◆ Selected extract ◆
☆ ☆ ☆ ☆

Pages 3.0: Could be more stable

Posted by Pierre Igot in: Pages
October 22nd, 2008 • 10:47 am

Compared to the recurring nightmare known as Microsoft Word 2008, Apple’s own Pages 3.0 is a joy to use. It’s fast, it does not corrupt documents, and, for the most part, it’s reliable.

That said, I cannot help but notice that, in recent months, the application has not been as stable as it used to be, at least on my machine.

Here’s a screen shot of the list of crash logs compiled by Mac OS X’s Console application:

Pages Crashes

Now, given that I use Pages nearly every hour of every day, an average of two to six crashes per month does not sound too bad. It is, I suppose, something that I can “live with”—especially since I am a compulsive document saver. (Too many years of daily Microsoft Office use can do that to you.) These crashes, when they do happen, never cause me to lose more than a few minutes of work.

Still, I cannot help but feel that things could and should be better. One of the reasons for this feeling is that I have been using Pages since its first incarnation, and these crashes are only a fairly new problem. I don’t remember Pages 1.0 or Pages 2.0 crashing like this.

The other reason is that these crashes all share very similar features. I cannot guarantee it 100% (my memory is not that good), but I am pretty sure that all the crashes listed above have followed the exact same pattern:

  1. I switch back to Pages from another application.

☆ ☆ ☆ ☆

◆ Work to be completed ◆
Write out word for word the part of the post on Pages 3.0 stability between "Here’s a screen" and "minutes of work.", inclusive.

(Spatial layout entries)
☆ ☆ ☆ ☆

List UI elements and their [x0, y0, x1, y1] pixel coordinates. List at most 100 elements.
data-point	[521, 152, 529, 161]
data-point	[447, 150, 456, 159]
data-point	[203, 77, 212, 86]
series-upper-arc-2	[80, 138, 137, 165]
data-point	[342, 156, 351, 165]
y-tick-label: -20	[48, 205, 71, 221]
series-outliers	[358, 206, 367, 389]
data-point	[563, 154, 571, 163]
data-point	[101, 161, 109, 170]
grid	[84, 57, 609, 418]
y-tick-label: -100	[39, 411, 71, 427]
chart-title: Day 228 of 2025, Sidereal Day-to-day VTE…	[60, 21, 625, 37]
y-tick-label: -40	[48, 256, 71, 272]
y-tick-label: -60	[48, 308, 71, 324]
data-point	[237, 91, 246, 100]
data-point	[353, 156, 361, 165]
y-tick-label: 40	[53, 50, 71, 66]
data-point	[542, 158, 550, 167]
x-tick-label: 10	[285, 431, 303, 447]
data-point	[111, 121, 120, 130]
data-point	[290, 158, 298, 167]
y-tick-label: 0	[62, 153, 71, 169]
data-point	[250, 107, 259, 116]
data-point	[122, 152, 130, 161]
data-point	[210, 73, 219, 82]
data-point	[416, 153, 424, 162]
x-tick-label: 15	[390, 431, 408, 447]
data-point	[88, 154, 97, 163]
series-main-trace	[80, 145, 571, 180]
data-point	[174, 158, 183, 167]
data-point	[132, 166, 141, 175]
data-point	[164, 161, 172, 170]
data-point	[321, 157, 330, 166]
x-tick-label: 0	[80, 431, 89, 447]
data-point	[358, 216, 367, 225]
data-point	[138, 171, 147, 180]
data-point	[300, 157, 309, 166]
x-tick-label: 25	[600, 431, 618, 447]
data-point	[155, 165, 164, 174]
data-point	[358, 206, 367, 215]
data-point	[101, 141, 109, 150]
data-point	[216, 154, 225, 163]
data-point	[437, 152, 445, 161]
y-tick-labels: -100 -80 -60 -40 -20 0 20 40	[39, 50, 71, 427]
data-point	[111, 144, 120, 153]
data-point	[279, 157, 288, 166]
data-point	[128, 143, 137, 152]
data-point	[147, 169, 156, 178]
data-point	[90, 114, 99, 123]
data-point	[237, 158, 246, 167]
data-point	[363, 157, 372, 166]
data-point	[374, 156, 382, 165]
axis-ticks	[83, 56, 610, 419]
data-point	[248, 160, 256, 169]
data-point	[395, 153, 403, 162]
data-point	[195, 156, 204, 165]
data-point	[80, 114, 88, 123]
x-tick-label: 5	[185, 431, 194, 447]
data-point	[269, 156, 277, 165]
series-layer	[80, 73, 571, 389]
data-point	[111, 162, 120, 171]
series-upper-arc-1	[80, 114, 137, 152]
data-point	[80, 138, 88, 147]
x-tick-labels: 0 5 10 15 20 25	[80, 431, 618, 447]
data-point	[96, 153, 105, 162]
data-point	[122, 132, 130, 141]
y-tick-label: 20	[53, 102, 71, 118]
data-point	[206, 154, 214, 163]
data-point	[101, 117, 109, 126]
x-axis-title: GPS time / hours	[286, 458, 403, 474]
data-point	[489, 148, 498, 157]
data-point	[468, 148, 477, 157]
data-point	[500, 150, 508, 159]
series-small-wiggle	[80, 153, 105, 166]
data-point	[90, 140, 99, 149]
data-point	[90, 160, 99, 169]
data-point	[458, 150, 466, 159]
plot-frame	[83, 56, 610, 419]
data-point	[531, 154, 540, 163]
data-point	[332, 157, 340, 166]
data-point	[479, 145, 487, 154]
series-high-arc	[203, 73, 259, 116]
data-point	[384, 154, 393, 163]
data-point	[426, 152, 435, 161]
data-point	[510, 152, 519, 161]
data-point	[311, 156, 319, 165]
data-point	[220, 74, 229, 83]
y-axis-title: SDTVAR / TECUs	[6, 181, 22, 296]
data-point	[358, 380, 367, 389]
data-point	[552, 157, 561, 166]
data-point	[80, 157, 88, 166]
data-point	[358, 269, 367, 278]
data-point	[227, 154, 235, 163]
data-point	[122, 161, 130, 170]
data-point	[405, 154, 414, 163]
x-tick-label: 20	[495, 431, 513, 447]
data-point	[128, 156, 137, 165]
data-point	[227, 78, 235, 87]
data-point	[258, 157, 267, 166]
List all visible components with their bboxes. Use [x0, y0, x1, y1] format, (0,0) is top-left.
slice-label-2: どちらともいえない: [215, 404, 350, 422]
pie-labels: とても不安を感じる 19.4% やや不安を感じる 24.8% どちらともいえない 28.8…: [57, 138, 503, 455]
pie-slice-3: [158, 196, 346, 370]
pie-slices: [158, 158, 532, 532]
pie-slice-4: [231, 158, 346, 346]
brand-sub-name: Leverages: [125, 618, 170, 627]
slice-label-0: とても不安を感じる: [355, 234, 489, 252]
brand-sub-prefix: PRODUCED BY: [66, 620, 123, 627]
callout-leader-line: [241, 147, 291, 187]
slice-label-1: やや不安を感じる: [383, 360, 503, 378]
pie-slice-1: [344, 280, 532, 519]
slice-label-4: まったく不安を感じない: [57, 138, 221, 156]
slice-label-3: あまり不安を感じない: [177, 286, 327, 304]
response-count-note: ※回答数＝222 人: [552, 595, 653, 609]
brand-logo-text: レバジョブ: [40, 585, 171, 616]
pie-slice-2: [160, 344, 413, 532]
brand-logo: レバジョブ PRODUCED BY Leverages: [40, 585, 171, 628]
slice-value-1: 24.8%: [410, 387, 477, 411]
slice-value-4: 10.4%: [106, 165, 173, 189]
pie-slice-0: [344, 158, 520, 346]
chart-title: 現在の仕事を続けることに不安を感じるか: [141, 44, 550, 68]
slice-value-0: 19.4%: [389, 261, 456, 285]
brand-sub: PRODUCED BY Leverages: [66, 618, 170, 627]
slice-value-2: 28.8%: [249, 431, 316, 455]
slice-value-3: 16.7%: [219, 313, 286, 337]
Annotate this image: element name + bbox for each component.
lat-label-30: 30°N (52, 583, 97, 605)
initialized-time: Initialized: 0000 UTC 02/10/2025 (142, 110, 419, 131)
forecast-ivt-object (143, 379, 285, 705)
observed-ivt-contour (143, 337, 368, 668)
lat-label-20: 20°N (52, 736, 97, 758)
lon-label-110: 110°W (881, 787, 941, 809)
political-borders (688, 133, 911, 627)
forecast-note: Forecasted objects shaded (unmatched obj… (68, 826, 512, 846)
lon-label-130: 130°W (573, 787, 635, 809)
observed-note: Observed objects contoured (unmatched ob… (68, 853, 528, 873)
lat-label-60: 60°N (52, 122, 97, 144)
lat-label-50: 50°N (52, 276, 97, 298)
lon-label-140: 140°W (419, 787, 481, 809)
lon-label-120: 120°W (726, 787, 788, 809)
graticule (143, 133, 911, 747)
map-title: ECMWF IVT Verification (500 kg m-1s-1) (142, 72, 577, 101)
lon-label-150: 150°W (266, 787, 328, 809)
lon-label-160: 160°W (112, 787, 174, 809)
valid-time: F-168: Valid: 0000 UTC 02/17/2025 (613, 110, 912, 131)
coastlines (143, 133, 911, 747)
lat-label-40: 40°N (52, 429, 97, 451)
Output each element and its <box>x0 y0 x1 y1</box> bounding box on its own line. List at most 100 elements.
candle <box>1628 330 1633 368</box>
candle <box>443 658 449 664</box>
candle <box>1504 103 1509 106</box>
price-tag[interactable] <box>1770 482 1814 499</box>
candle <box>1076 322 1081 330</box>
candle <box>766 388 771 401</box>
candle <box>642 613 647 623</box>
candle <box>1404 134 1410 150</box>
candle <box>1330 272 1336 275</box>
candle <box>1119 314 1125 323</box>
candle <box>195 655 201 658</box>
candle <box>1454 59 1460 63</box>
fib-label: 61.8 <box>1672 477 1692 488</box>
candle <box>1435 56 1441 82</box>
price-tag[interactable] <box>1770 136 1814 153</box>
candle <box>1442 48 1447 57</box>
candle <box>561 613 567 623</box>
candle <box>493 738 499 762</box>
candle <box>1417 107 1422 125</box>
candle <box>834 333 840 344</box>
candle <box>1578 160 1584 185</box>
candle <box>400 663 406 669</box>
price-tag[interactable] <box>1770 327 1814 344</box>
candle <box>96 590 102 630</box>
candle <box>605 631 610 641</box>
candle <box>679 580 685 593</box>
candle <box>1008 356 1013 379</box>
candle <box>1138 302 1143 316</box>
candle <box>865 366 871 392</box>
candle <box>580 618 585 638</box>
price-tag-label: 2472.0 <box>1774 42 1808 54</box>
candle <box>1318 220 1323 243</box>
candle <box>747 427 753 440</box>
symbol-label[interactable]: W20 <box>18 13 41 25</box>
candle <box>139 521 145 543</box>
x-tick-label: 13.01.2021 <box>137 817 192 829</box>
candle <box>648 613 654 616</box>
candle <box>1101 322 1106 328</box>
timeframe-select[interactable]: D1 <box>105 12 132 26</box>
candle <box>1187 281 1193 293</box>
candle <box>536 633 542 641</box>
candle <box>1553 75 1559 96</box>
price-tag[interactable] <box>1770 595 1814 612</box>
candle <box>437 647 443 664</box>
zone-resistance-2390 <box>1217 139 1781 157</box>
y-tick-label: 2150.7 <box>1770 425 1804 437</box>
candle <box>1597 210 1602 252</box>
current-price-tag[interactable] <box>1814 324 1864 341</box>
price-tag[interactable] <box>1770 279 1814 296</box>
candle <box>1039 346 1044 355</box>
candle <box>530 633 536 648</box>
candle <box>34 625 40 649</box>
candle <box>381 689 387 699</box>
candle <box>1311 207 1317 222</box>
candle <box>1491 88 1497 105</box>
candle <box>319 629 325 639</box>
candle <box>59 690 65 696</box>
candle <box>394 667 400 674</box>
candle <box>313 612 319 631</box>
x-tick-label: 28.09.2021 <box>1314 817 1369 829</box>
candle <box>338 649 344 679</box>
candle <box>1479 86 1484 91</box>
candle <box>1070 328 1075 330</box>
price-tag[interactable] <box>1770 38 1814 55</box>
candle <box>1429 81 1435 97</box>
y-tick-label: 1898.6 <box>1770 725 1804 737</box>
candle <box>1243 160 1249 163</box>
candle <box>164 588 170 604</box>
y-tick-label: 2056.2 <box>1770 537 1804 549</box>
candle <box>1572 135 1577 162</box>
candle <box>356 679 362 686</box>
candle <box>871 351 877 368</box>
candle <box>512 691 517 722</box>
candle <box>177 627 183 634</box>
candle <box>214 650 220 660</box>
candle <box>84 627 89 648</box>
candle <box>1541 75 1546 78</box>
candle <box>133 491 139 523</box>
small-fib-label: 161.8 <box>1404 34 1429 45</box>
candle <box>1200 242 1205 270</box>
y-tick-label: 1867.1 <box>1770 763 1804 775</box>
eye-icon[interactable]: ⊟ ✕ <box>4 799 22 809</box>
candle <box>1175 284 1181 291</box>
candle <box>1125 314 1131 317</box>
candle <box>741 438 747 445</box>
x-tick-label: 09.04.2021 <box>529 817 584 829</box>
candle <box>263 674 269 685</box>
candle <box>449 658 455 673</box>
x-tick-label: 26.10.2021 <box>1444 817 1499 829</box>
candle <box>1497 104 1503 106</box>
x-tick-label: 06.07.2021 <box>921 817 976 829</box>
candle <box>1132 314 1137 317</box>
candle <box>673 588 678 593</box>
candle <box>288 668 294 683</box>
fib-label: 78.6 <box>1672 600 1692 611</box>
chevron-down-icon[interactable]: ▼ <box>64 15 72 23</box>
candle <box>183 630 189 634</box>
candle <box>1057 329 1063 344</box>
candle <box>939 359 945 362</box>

☆ ☆ ☆ ☆

◆ Exercise response ◆
Here’s a screen shot of the list of crash logs compiled by Mac OS X’s Console application:

Pages Crashes

Now, given that I use Pages nearly every hour of every day, an average of two to six crashes per month does not sound too bad. It is, I suppose, something that I can “live with”—especially since I am a compulsive document saver. (Too many years of daily Microsoft Office use can do that to you.) These crashes, when they do happen, never cause me to lose more than a few minutes of work.